[Collected data entries]

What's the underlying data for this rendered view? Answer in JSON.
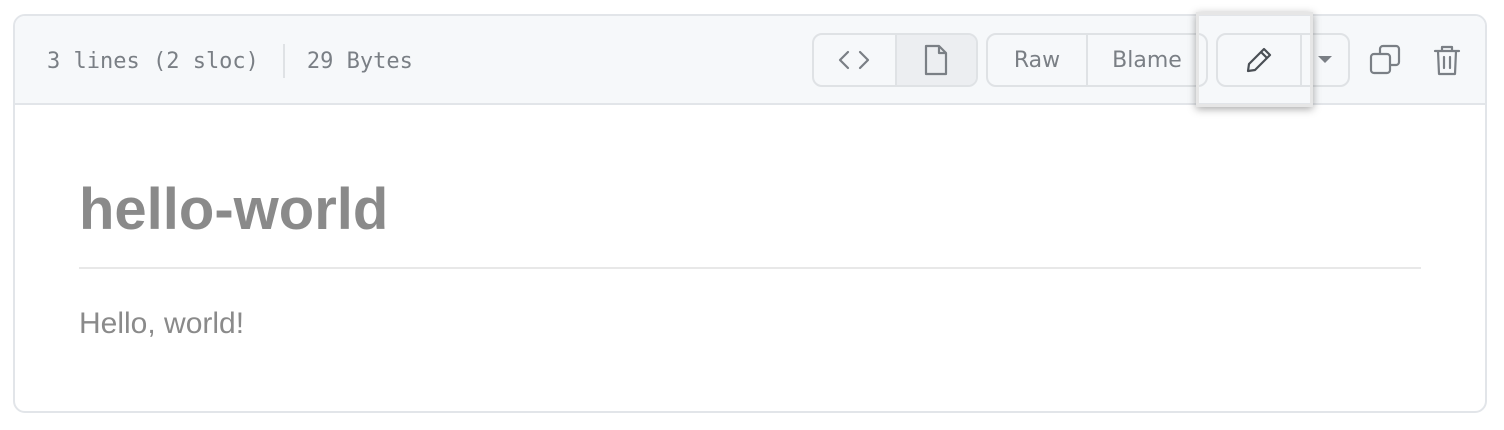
{
  "file_header": {
    "lines_info": "3 lines (2 sloc)",
    "size_info": "29 Bytes"
  },
  "toolbar": {
    "code_view_icon": "code-icon",
    "preview_icon": "file-icon",
    "raw_label": "Raw",
    "blame_label": "Blame",
    "edit_icon": "pencil-icon",
    "more_icon": "triangle-down-icon",
    "copy_icon": "copy-icon",
    "delete_icon": "trash-icon"
  },
  "content": {
    "heading": "hello-world",
    "paragraph": "Hello, world!"
  },
  "colors": {
    "header_bg": "#f6f8fa",
    "border": "#e2e5e9",
    "text_muted": "#7a7f85",
    "content_text": "#8a8a8a"
  }
}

▸ Task to carry out:
Make an exact reproduction of the listing above, without any pictures.

▸ Worked solution:
What's the underlying data for this rendered view? Answer in JSON.
{
  "file_header": {
    "lines_info": "3 lines (2 sloc)",
    "size_info": "29 Bytes"
  },
  "toolbar": {
    "code_view_icon": "code-icon",
    "preview_icon": "file-icon",
    "raw_label": "Raw",
    "blame_label": "Blame",
    "edit_icon": "pencil-icon",
    "more_icon": "triangle-down-icon",
    "copy_icon": "copy-icon",
    "delete_icon": "trash-icon"
  },
  "content": {
    "heading": "hello-world",
    "paragraph": "Hello, world!"
  },
  "colors": {
    "header_bg": "#f6f8fa",
    "border": "#e2e5e9",
    "text_muted": "#7a7f85",
    "content_text": "#8a8a8a"
  }
}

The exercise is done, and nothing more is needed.